- **What is expected**
The listing below should be printed exactly, every line of it. Skip the pictures.

Saved entries
════════
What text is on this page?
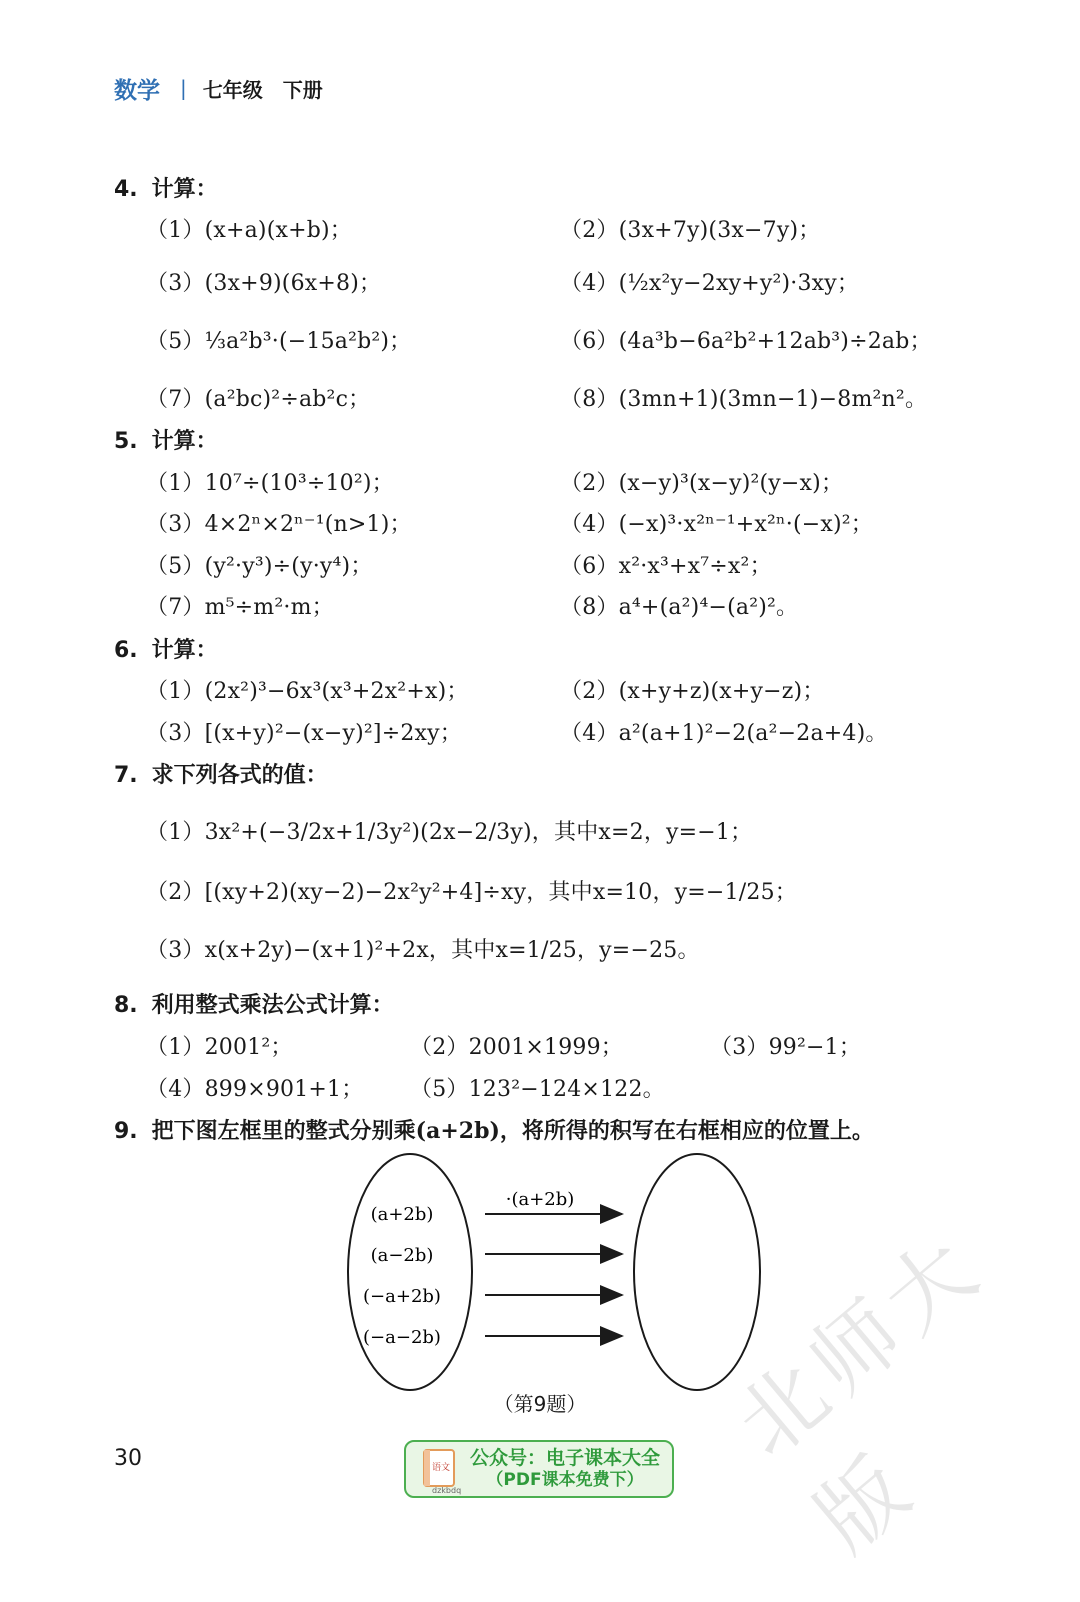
数学 | 七年级　下册
4. 计算：
（1）(x+a)(x+b)；	（2）(3x+7y)(3x−7y)；
（3）(3x+9)(6x+8)；	（4）(½x²y−2xy+y²)·3xy；
（5）⅓a²b³·(−15a²b²)；	（6）(4a³b−6a²b²+12ab³)÷2ab；
（7）(a²bc)²÷ab²c；	（8）(3mn+1)(3mn−1)−8m²n²。
5. 计算：
（1）10⁷÷(10³÷10²)；	（2）(x−y)³(x−y)²(y−x)；
（3）4×2ⁿ×2ⁿ⁻¹(n>1)；	（4）(−x)³·x²ⁿ⁻¹+x²ⁿ·(−x)²；
（5）(y²·y³)÷(y·y⁴)；	（6）x²·x³+x⁷÷x²；
（7）m⁵÷m²·m；	（8）a⁴+(a²)⁴−(a²)²。
6. 计算：
（1）(2x²)³−6x³(x³+2x²+x)；	（2）(x+y+z)(x+y−z)；
（3）[(x+y)²−(x−y)²]÷2xy；	（4）a²(a+1)²−2(a²−2a+4)。
7. 求下列各式的值：
（1）3x²+(−3/2x+1/3y²)(2x−2/3y)，其中x=2，y=−1；
（2）[(xy+2)(xy−2)−2x²y²+4]÷xy，其中x=10，y=−1/25；
（3）x(x+2y)−(x+1)²+2x，其中x=1/25，y=−25。
8. 利用整式乘法公式计算：
（1）2001²；	（2）2001×1999；	（3）99²−1；
（4）899×901+1； （5）123²−124×122。
9. 把下图左框里的整式分别乘(a+2b)，将所得的积写在右框相应的位置上。
·(a+2b)
(a+2b)
(a−2b)
(−a+2b)
(−a−2b)
（第9题）	北师大版
30	语文 公众号：电子课本大全
（PDF课本免费下）
dzkbdq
════════
- **Full answer**
What text is on this page?
数学 | 七年级　下册
4. 计算：
（1）(x+a)(x+b)；	（2）(3x+7y)(3x−7y)；
（3）(3x+9)(6x+8)；	（4）(½x²y−2xy+y²)·3xy；
（5）⅓a²b³·(−15a²b²)；	（6）(4a³b−6a²b²+12ab³)÷2ab；
（7）(a²bc)²÷ab²c；	（8）(3mn+1)(3mn−1)−8m²n²。
5. 计算：
（1）10⁷÷(10³÷10²)；	（2）(x−y)³(x−y)²(y−x)；
（3）4×2ⁿ×2ⁿ⁻¹(n>1)；	（4）(−x)³·x²ⁿ⁻¹+x²ⁿ·(−x)²；
（5）(y²·y³)÷(y·y⁴)；	（6）x²·x³+x⁷÷x²；
（7）m⁵÷m²·m；	（8）a⁴+(a²)⁴−(a²)²。
6. 计算：
（1）(2x²)³−6x³(x³+2x²+x)；	（2）(x+y+z)(x+y−z)；
（3）[(x+y)²−(x−y)²]÷2xy；	（4）a²(a+1)²−2(a²−2a+4)。
7. 求下列各式的值：
（1）3x²+(−3/2x+1/3y²)(2x−2/3y)，其中x=2，y=−1；
（2）[(xy+2)(xy−2)−2x²y²+4]÷xy，其中x=10，y=−1/25；
（3）x(x+2y)−(x+1)²+2x，其中x=1/25，y=−25。
8. 利用整式乘法公式计算：
（1）2001²；	（2）2001×1999；	（3）99²−1；
（4）899×901+1； （5）123²−124×122。
9. 把下图左框里的整式分别乘(a+2b)，将所得的积写在右框相应的位置上。
·(a+2b)
(a+2b)
(a−2b)
(−a+2b)
(−a−2b)
（第9题）	北师大版
30	语文 公众号：电子课本大全
（PDF课本免费下）
dzkbdq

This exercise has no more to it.